> [Task] Filter the entries that follow, copying every line in which the word "shape" appears.

[Begin]

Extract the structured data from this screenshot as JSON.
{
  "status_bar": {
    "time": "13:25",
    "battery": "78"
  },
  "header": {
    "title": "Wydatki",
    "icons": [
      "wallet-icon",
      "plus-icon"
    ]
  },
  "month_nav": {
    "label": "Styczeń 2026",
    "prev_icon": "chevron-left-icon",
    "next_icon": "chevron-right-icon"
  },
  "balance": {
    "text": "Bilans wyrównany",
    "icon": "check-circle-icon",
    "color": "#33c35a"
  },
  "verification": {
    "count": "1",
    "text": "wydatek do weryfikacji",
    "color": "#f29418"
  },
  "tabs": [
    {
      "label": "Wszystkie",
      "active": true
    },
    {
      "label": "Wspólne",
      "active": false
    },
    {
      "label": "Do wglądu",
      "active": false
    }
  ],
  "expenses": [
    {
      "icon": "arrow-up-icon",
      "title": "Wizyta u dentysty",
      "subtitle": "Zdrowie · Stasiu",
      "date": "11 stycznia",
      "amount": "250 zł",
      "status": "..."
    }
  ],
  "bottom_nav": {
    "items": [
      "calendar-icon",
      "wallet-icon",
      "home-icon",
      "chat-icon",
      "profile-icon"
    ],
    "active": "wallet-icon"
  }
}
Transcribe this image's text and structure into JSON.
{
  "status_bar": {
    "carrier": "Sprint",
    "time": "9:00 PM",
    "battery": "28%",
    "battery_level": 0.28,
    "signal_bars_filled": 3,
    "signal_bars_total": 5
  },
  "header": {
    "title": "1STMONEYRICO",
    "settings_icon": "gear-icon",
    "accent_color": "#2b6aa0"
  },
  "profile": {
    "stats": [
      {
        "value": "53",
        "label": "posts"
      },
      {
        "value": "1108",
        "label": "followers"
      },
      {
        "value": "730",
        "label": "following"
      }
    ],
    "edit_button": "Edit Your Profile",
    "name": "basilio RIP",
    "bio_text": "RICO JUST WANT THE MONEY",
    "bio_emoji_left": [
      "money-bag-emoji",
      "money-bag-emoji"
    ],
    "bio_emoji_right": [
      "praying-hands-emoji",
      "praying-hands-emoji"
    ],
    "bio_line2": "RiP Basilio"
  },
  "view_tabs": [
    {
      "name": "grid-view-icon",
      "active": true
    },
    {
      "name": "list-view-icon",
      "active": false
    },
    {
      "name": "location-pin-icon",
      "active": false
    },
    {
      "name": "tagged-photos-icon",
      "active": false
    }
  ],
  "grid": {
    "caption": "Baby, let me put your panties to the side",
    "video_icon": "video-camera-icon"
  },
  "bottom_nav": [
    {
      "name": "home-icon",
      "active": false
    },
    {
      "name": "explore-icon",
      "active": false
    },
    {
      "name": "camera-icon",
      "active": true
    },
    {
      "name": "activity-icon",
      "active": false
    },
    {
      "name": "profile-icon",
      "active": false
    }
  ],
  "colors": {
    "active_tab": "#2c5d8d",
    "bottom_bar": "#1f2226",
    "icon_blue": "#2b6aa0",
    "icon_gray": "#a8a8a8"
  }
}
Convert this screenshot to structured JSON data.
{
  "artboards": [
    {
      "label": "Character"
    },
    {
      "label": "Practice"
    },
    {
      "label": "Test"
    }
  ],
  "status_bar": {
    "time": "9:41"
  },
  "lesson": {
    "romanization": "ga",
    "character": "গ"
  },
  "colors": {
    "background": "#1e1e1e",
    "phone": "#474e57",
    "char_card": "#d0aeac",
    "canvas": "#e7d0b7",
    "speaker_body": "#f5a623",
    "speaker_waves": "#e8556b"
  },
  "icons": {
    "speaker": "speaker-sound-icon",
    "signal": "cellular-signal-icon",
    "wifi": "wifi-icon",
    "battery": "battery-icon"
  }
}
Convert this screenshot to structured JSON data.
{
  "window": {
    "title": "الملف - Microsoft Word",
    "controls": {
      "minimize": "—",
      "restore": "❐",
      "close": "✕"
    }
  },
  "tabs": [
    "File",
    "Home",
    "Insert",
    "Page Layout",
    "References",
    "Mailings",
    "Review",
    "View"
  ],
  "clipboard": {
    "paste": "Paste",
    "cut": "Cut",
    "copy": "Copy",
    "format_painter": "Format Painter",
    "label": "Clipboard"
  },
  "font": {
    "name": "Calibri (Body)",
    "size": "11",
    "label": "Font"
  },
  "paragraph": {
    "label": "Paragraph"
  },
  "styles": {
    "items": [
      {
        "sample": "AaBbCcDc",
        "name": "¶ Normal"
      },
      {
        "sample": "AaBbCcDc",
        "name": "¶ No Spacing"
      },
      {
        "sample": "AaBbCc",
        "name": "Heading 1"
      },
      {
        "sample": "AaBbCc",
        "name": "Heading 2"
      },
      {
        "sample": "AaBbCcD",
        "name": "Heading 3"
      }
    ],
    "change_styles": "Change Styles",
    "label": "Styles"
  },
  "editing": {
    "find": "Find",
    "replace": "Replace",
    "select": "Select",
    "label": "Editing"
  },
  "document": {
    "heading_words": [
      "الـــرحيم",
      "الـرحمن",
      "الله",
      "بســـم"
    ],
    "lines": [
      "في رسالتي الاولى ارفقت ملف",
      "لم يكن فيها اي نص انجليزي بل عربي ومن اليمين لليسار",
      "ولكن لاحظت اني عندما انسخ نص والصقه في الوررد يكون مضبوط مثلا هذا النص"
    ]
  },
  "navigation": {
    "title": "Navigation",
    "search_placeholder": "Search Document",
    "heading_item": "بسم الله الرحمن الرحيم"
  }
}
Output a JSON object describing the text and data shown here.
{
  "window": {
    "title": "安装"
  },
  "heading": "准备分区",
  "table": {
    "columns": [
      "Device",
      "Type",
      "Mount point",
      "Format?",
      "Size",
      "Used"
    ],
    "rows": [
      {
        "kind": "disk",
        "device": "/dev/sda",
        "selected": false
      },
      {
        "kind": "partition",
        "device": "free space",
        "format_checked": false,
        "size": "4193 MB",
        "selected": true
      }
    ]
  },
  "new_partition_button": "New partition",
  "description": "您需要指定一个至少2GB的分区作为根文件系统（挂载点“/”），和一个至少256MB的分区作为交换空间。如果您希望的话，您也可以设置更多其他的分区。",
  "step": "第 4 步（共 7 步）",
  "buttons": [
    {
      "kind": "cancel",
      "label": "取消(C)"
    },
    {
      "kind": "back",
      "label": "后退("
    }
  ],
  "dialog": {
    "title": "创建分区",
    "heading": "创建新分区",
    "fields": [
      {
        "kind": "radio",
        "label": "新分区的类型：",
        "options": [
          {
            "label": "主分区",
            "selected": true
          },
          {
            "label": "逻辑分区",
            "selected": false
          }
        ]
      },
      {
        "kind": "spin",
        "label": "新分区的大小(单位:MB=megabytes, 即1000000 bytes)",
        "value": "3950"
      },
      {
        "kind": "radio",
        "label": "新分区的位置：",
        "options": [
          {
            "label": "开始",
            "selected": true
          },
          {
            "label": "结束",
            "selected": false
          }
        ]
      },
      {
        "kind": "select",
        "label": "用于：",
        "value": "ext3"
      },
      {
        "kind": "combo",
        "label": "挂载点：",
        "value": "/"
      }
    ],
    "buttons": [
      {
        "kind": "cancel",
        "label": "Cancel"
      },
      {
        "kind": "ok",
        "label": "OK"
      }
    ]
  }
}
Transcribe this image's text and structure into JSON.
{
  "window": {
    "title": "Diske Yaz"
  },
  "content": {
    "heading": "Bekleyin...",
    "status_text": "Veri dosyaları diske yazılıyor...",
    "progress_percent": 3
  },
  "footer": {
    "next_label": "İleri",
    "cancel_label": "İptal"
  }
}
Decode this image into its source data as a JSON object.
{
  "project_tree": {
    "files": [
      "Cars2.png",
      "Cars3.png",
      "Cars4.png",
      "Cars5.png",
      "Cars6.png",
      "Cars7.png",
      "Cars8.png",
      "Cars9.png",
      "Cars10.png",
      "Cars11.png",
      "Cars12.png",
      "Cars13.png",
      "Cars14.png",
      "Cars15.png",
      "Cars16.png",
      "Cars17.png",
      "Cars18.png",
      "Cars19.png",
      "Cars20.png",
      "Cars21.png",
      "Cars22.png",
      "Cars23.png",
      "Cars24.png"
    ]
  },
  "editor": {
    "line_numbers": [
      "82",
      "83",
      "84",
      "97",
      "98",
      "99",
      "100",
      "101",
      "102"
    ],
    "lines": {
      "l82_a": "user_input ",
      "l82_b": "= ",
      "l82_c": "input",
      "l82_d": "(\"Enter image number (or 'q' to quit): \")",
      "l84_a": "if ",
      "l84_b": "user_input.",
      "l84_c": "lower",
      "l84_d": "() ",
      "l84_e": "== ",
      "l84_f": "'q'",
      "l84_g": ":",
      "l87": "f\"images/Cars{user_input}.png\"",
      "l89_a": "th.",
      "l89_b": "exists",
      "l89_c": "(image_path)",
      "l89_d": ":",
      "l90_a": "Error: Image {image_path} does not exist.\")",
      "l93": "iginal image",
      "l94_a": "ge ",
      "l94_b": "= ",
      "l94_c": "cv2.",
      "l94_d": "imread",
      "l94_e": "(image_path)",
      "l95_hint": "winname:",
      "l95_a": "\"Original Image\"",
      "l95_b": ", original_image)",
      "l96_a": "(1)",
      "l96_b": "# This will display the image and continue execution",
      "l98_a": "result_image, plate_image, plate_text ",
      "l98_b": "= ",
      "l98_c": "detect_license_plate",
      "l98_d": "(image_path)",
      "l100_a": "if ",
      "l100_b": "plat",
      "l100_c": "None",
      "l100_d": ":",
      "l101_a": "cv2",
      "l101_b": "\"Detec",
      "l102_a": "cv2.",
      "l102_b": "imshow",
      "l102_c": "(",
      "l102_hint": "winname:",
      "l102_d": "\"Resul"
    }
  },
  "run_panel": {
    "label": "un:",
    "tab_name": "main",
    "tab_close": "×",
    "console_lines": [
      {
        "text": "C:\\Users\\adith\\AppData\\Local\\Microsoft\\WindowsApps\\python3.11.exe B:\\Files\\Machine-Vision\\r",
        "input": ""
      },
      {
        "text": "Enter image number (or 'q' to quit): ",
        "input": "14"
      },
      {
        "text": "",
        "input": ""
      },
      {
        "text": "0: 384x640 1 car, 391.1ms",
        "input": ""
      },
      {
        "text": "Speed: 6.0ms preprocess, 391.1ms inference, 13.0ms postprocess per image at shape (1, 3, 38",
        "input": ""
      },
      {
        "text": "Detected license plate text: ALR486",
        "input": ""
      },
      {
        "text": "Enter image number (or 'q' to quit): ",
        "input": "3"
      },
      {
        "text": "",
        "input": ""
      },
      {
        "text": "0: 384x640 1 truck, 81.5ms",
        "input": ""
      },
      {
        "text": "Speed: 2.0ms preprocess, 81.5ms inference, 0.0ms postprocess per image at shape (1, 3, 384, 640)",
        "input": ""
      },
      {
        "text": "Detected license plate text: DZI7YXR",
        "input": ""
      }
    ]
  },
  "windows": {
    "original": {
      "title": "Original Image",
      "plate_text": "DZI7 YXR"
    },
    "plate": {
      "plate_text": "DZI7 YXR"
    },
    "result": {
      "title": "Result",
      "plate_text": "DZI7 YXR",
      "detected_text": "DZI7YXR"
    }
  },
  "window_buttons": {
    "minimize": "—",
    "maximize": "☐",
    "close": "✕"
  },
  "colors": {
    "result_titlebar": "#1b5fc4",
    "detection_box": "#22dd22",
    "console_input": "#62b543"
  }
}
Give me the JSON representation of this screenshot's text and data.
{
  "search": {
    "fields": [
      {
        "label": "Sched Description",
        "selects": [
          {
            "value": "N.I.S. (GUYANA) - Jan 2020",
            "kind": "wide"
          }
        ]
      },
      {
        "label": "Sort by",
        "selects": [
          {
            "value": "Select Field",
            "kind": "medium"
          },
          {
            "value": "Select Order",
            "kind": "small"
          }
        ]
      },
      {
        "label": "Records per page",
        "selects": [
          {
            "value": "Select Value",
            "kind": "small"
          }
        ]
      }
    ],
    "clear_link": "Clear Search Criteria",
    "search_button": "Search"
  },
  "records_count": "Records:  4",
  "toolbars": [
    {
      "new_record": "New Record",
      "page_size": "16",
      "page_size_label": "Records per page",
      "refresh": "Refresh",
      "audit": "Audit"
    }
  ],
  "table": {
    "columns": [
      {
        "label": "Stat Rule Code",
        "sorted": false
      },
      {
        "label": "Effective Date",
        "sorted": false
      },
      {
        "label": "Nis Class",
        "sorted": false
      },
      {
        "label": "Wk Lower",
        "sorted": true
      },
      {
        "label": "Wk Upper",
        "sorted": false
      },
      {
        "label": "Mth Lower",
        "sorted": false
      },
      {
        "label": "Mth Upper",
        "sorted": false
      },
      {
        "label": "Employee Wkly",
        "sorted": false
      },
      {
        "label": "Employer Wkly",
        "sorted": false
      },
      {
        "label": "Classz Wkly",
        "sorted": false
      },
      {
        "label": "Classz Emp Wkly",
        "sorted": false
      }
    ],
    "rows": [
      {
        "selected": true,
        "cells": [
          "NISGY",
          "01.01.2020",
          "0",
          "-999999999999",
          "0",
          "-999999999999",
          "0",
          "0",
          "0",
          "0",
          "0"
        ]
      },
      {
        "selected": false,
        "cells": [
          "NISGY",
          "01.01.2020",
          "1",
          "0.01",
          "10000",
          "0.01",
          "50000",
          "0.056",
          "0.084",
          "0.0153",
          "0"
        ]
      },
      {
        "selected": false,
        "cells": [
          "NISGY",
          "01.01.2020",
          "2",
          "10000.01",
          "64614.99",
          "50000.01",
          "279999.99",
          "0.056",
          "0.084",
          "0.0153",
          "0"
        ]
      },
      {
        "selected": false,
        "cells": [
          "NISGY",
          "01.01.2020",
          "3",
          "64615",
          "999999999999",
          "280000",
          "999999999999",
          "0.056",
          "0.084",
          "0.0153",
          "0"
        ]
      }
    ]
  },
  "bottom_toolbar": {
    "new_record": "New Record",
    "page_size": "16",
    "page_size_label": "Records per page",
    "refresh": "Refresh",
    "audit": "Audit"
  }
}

[End]

> [Full output]
        "text": "Speed: 6.0ms preprocess, 391.1ms inference, 13.0ms postprocess per image at shape (1, 3, 38",
        "text": "Speed: 2.0ms preprocess, 81.5ms inference, 0.0ms postprocess per image at shape (1, 3, 384, 640)",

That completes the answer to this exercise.